## WORK REQUIRED
Every line below that mentions the word "Number" should be copied out.

## MATERIAL SHOWN
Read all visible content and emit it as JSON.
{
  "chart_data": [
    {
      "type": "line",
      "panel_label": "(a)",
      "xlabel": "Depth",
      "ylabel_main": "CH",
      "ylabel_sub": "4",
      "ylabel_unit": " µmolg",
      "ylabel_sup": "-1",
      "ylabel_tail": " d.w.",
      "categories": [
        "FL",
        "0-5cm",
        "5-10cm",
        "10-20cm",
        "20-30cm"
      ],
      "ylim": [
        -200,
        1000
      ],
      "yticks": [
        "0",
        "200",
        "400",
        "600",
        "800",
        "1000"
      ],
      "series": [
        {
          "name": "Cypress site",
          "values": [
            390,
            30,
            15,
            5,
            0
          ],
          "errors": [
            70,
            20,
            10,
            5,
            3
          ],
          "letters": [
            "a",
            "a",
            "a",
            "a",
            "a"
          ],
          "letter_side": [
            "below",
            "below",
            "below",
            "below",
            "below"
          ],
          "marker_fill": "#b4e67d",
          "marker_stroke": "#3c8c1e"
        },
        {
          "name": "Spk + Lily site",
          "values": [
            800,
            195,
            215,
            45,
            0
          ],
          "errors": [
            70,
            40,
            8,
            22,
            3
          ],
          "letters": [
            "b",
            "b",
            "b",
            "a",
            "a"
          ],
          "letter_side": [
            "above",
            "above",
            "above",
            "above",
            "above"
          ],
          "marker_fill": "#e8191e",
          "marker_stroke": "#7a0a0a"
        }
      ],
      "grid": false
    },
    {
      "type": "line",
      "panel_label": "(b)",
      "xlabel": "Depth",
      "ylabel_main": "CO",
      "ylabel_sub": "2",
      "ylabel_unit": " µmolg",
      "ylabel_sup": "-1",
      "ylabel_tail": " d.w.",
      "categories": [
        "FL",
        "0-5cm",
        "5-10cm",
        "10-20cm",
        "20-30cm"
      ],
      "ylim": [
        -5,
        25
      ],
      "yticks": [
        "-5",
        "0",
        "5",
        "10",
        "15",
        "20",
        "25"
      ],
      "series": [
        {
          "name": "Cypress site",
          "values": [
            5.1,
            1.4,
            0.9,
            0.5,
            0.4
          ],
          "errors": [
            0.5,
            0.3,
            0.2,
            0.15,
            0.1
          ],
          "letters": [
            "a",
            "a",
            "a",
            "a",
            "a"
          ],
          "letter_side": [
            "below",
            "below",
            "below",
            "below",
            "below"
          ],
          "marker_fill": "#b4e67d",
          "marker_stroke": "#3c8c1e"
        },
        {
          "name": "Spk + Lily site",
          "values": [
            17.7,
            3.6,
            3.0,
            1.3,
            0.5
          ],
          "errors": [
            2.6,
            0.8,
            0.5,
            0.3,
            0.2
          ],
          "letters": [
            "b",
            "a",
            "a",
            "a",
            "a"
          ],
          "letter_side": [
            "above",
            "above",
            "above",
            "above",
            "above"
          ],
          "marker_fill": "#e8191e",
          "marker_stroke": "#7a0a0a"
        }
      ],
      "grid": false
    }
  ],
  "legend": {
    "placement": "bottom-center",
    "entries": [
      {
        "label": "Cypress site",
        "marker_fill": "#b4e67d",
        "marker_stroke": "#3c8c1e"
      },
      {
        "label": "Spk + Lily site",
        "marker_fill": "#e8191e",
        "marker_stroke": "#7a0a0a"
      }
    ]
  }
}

...

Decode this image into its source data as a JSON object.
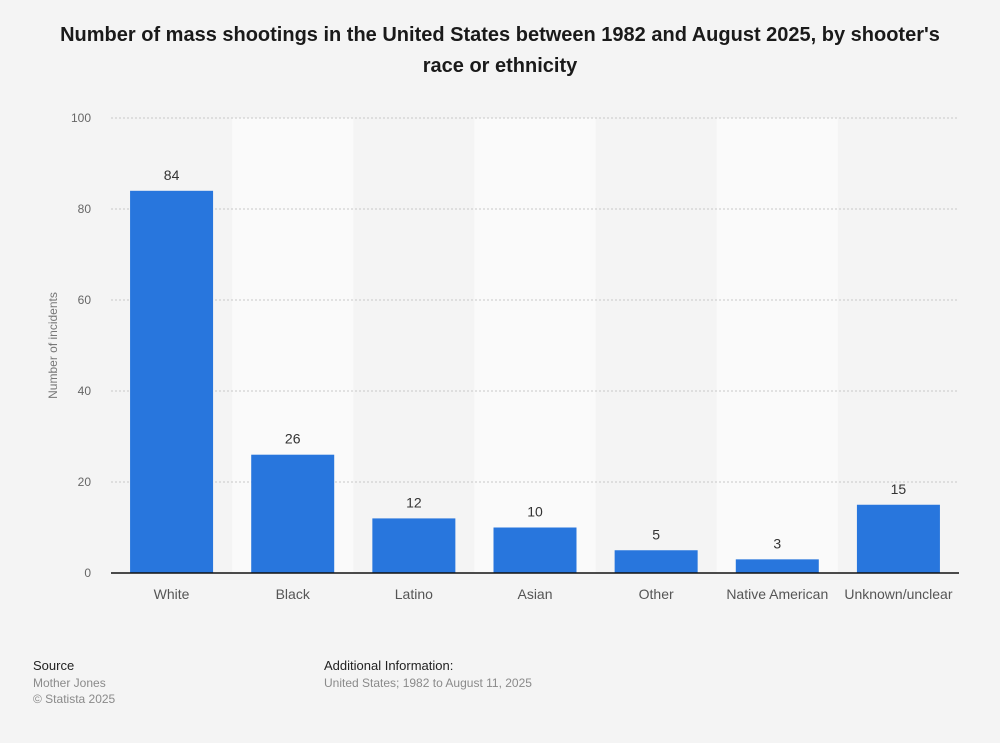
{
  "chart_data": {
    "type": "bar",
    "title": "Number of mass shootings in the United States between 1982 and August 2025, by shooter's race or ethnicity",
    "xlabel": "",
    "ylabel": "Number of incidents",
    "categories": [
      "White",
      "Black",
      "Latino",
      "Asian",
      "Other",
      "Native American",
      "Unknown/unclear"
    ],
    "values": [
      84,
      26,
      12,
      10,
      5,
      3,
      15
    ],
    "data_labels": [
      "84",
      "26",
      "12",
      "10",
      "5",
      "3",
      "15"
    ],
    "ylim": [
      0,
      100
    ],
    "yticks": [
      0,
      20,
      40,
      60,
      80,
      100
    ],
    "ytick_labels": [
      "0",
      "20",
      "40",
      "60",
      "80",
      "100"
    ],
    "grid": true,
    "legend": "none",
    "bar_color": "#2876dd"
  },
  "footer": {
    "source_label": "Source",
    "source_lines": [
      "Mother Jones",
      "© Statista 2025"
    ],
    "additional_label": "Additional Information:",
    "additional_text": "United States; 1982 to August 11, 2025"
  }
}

...

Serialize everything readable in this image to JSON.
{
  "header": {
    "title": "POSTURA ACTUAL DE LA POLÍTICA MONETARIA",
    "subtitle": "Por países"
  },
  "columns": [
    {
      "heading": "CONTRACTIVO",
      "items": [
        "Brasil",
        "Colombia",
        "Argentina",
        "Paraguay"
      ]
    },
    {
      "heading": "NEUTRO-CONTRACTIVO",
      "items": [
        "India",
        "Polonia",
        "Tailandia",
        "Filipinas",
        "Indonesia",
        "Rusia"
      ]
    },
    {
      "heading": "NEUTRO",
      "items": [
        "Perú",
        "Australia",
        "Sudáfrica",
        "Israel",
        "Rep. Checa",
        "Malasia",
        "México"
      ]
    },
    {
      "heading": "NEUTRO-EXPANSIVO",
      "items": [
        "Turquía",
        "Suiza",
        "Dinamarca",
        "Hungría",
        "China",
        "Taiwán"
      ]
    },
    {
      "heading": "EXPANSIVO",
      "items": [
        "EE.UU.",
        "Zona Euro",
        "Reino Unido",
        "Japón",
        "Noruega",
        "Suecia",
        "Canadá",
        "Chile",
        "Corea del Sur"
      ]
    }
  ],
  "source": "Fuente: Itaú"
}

## TASK SOLUTION
    "title": "Number of mass shootings in the United States between 1982 and August 2025, by shooter's race or ethnicity",
    "ylabel": "Number of incidents",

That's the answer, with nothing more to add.